— START OF Material for this task —
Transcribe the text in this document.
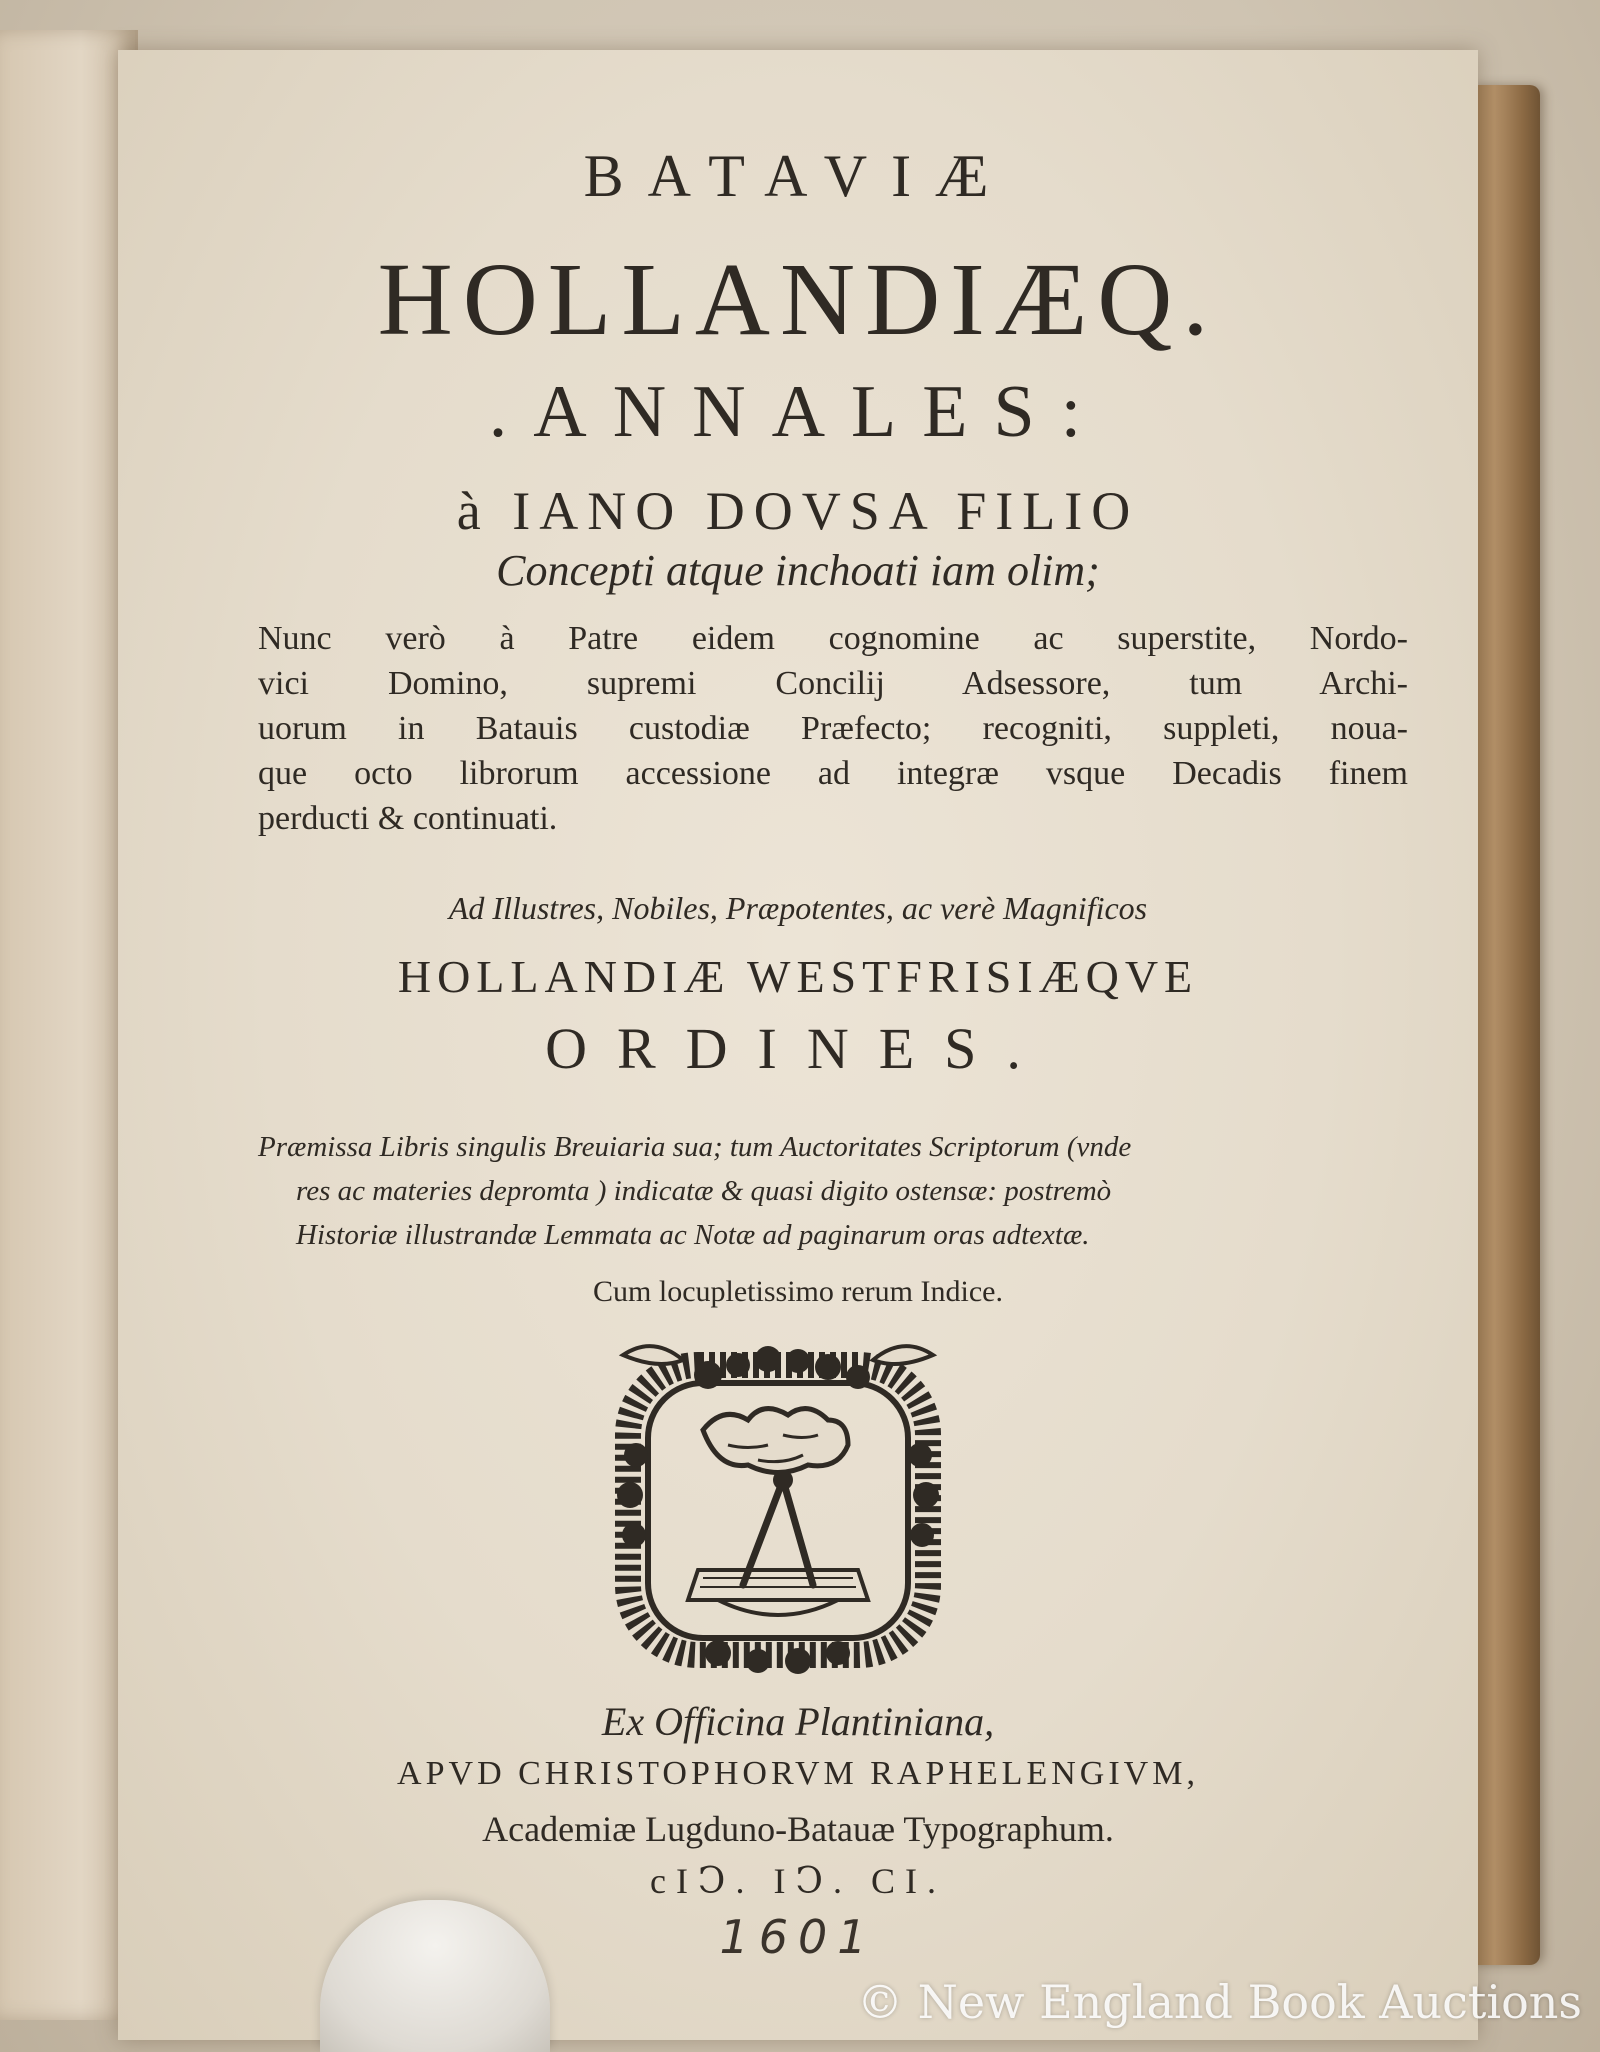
BATAVIÆ
HOLLANDIÆQ.
.ANNALES:
à IANO DOVSA FILIO
Concepti atque inchoati iam olim;
Nunc verò à Patre eidem cognomine ac superstite, Nordo-
vici Domino, supremi Concilij Adsessore, tum Archi-
uorum in Batauis custodiæ Præfecto; recogniti, suppleti, noua-
que octo librorum accessione ad integræ vsque Decadis finem
perducti & continuati.
Ad Illustres, Nobiles, Præpotentes, ac verè Magnificos
HOLLANDIÆ WESTFRISIÆQVE
ORDINES.
Præmissa Libris singulis Breuiaria sua; tum Auctoritates Scriptorum (vnde
res ac materies depromta ) indicatæ & quasi digito ostensæ: postremò
Historiæ illustrandæ Lemmata ac Notæ ad paginarum oras adtextæ.
Cum locupletissimo rerum Indice.
Ex Officina Plantiniana,
APVD CHRISTOPHORVM RAPHELENGIVM,
Academiæ Lugduno-Batauæ Typographum.
cIↃ. IↃ. CI.
1601
© New England Book Auctions
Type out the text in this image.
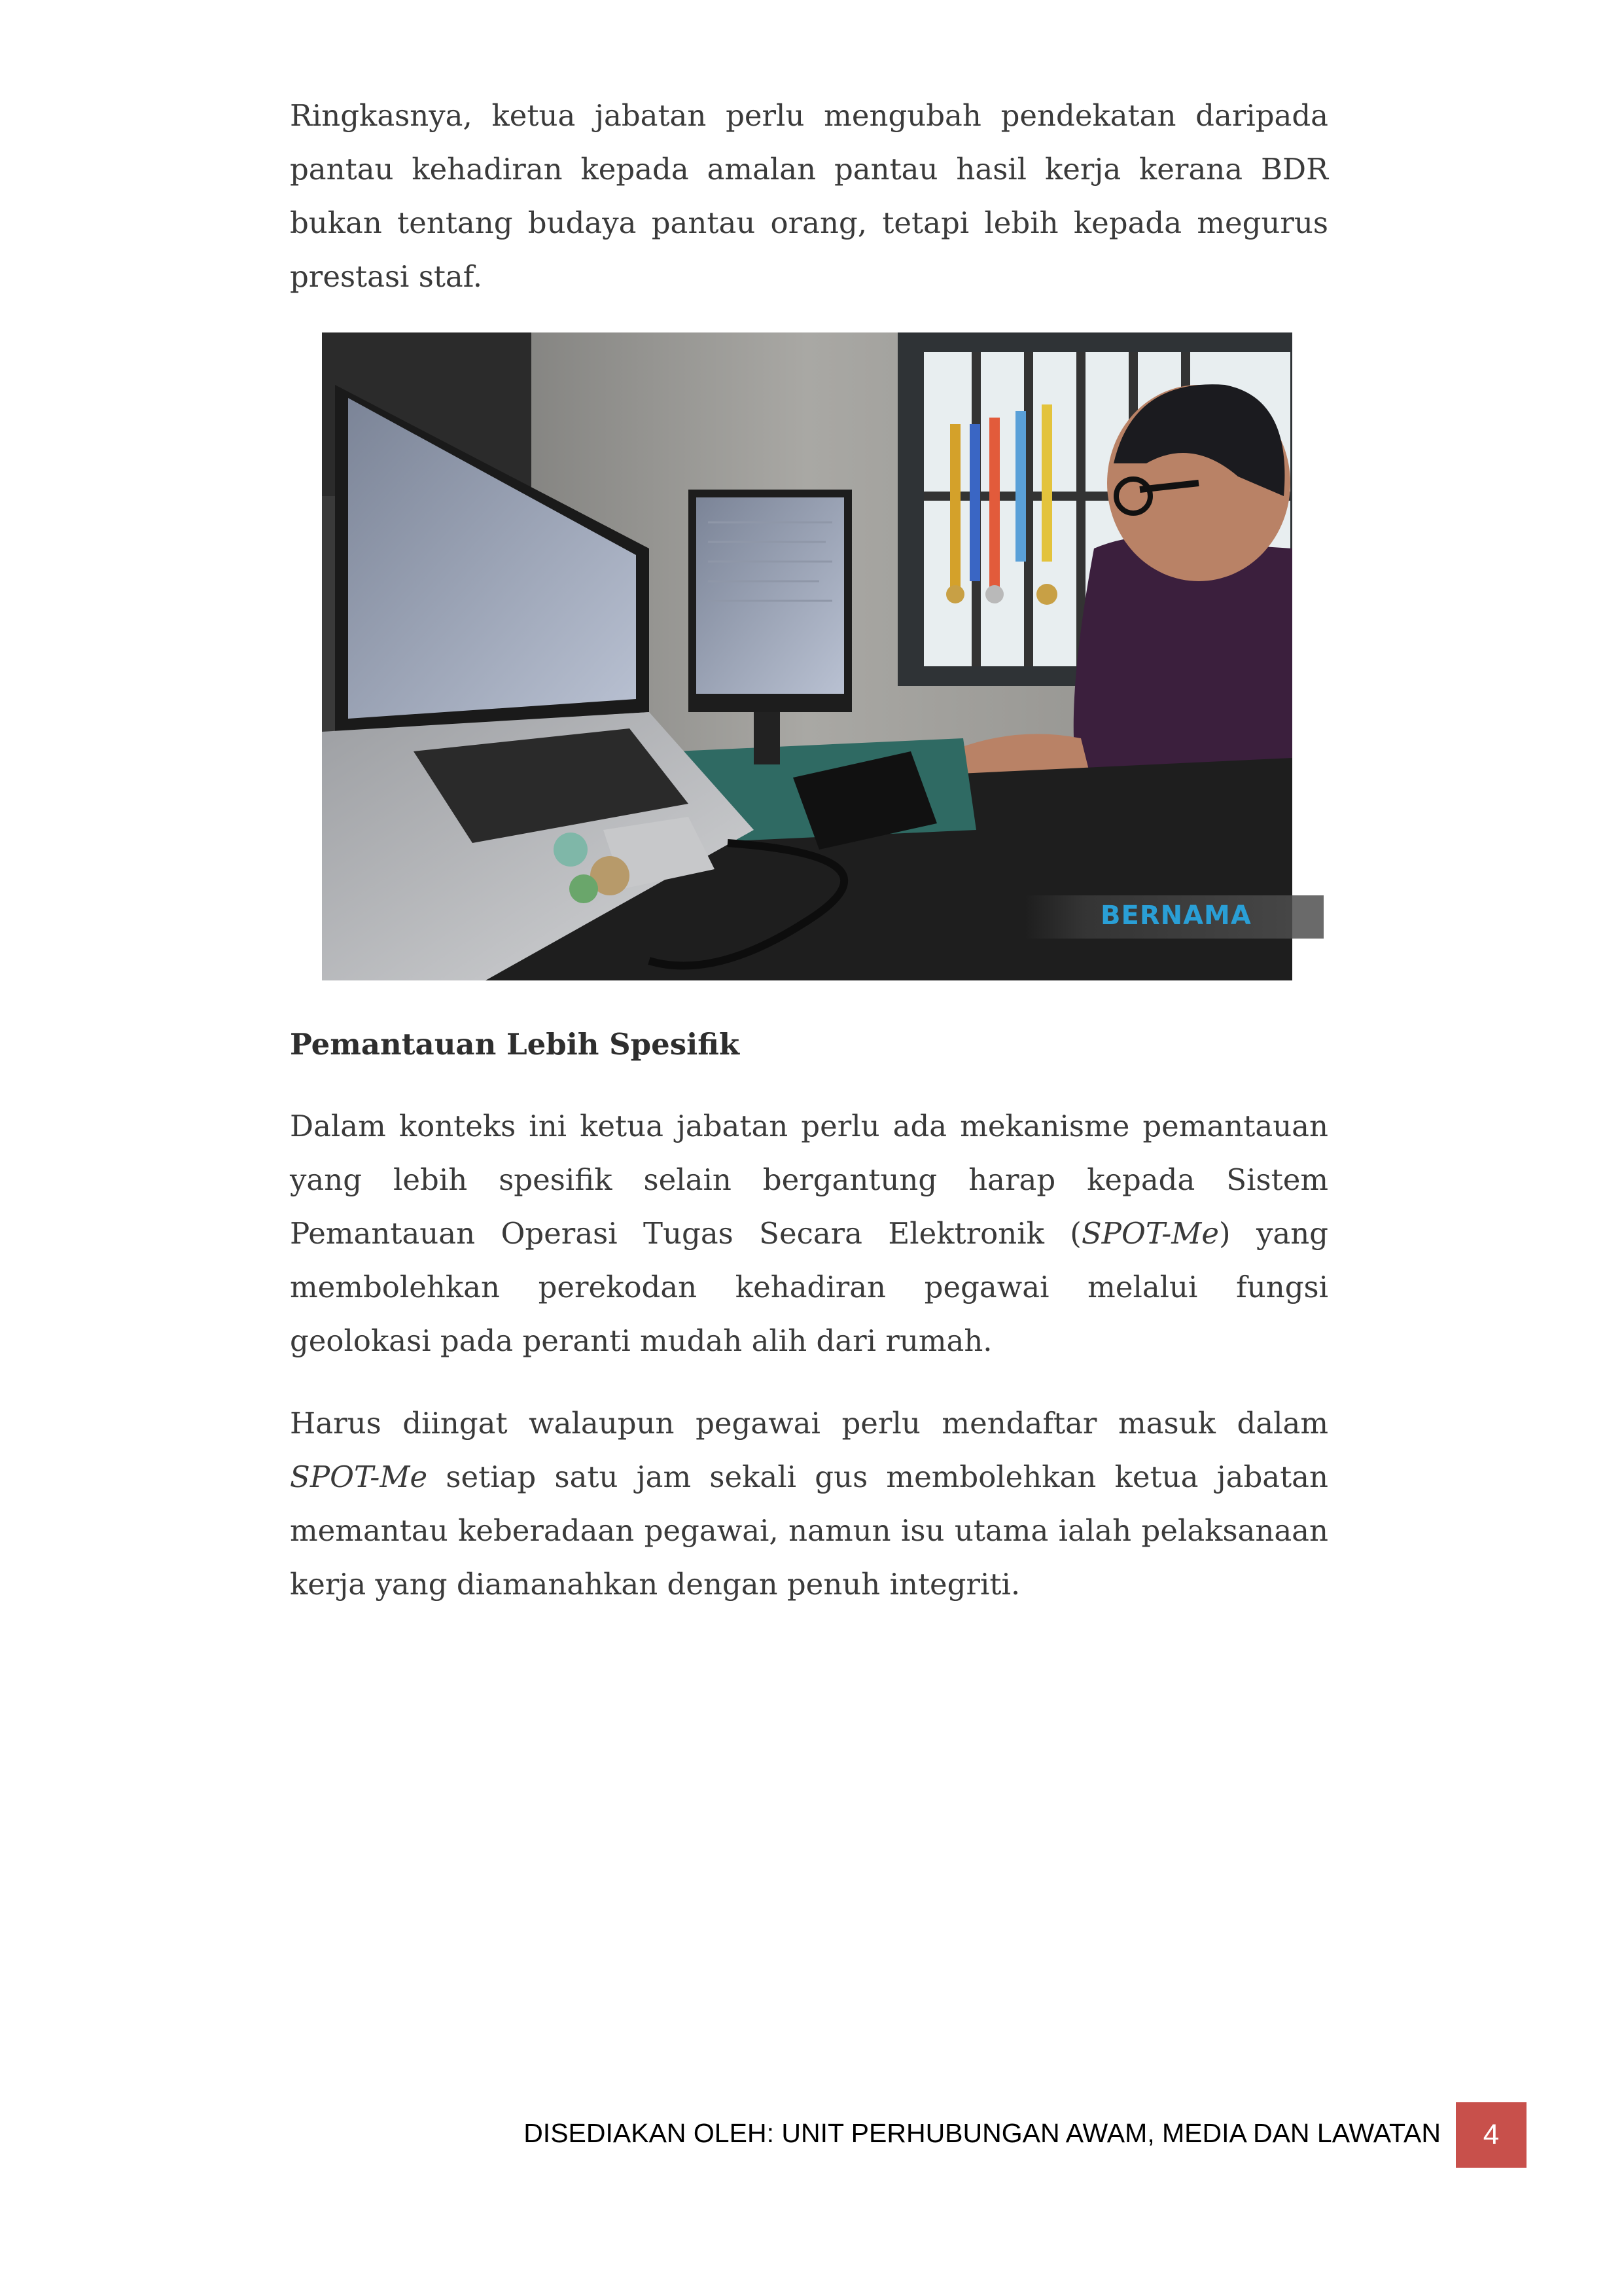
Ringkasnya, ketua jabatan perlu mengubah pendekatan daripada pantau kehadiran kepada amalan pantau hasil kerja kerana BDR bukan tentang budaya pantau orang, tetapi lebih kepada megurus prestasi staf.

BERNAMA
Pemantauan Lebih Spesifik

Dalam konteks ini ketua jabatan perlu ada mekanisme pemantauan yang lebih spesifik selain bergantung harap kepada Sistem Pemantauan Operasi Tugas Secara Elektronik (SPOT-Me) yang membolehkan perekodan kehadiran pegawai melalui fungsi geolokasi pada peranti mudah alih dari rumah.

Harus diingat walaupun pegawai perlu mendaftar masuk dalam SPOT-Me setiap satu jam sekali gus membolehkan ketua jabatan memantau keberadaan pegawai, namun isu utama ialah pelaksanaan kerja yang diamanahkan dengan penuh integriti.

DISEDIAKAN OLEH: UNIT PERHUBUNGAN AWAM, MEDIA DAN LAWATAN	4
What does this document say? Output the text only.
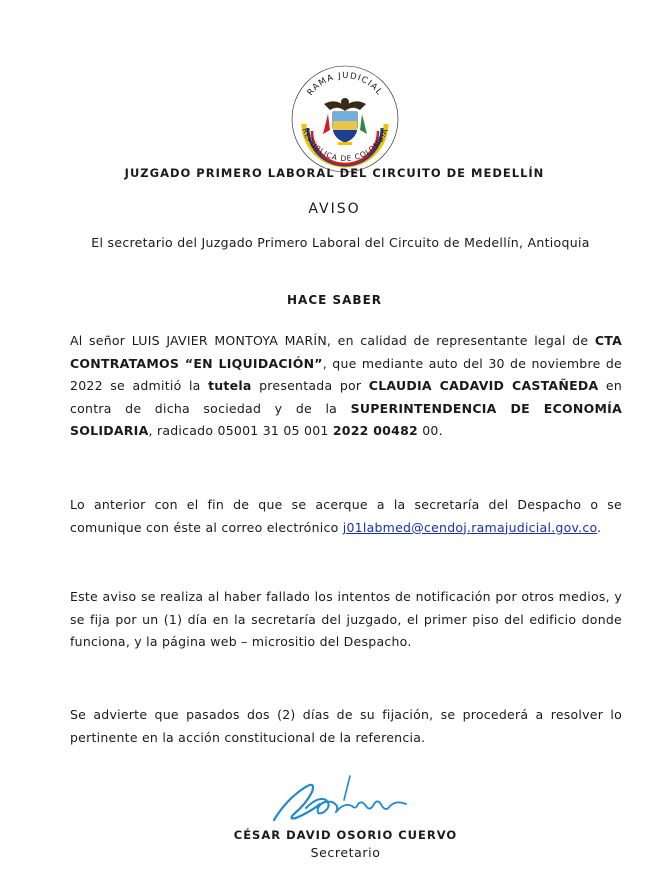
RAMA JUDICIAL
REPÚBLICA DE COLOMBIA
JUZGADO PRIMERO LABORAL DEL CIRCUITO DE MEDELLÍN
AVISO
El secretario del Juzgado Primero Laboral del Circuito de Medellín, Antioquia
HACE SABER
Al señor LUIS JAVIER MONTOYA MARÍN, en calidad de representante legal de CTA CONTRATAMOS “EN LIQUIDACIÓN”, que mediante auto del 30 de noviembre de 2022 se admitió la tutela presentada por CLAUDIA CADAVID CASTAÑEDA en contra de dicha sociedad y de la SUPERINTENDENCIA DE ECONOMÍA SOLIDARIA, radicado 05001 31 05 001 2022 00482 00.
Lo anterior con el fin de que se acerque a la secretaría del Despacho o se comunique con éste al correo electrónico j01labmed@cendoj.ramajudicial.gov.co.
Este aviso se realiza al haber fallado los intentos de notificación por otros medios, y se fija por un (1) día en la secretaría del juzgado, el primer piso del edificio donde funciona, y la página web – micrositio del Despacho.
Se advierte que pasados dos (2) días de su fijación, se procederá a resolver lo pertinente en la acción constitucional de la referencia.
CÉSAR DAVID OSORIO CUERVO
Secretario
— END OF Material for this task —
== To do ==
From the entries above, select each line containing the string "jabatan".

== Task answer ==
Ringkasnya, ketua jabatan perlu mengubah pendekatan daripada pantau kehadiran kepada amalan pantau hasil kerja kerana BDR bukan tentang budaya pantau orang, tetapi lebih kepada megurus prestasi staf.
Dalam konteks ini ketua jabatan perlu ada mekanisme pemantauan yang lebih spesifik selain bergantung harap kepada Sistem Pemantauan Operasi Tugas Secara Elektronik (SPOT-Me) yang membolehkan perekodan kehadiran pegawai melalui fungsi geolokasi pada peranti mudah alih dari rumah.
Harus diingat walaupun pegawai perlu mendaftar masuk dalam SPOT-Me setiap satu jam sekali gus membolehkan ketua jabatan memantau keberadaan pegawai, namun isu utama ialah pelaksanaan kerja yang diamanahkan dengan penuh integriti.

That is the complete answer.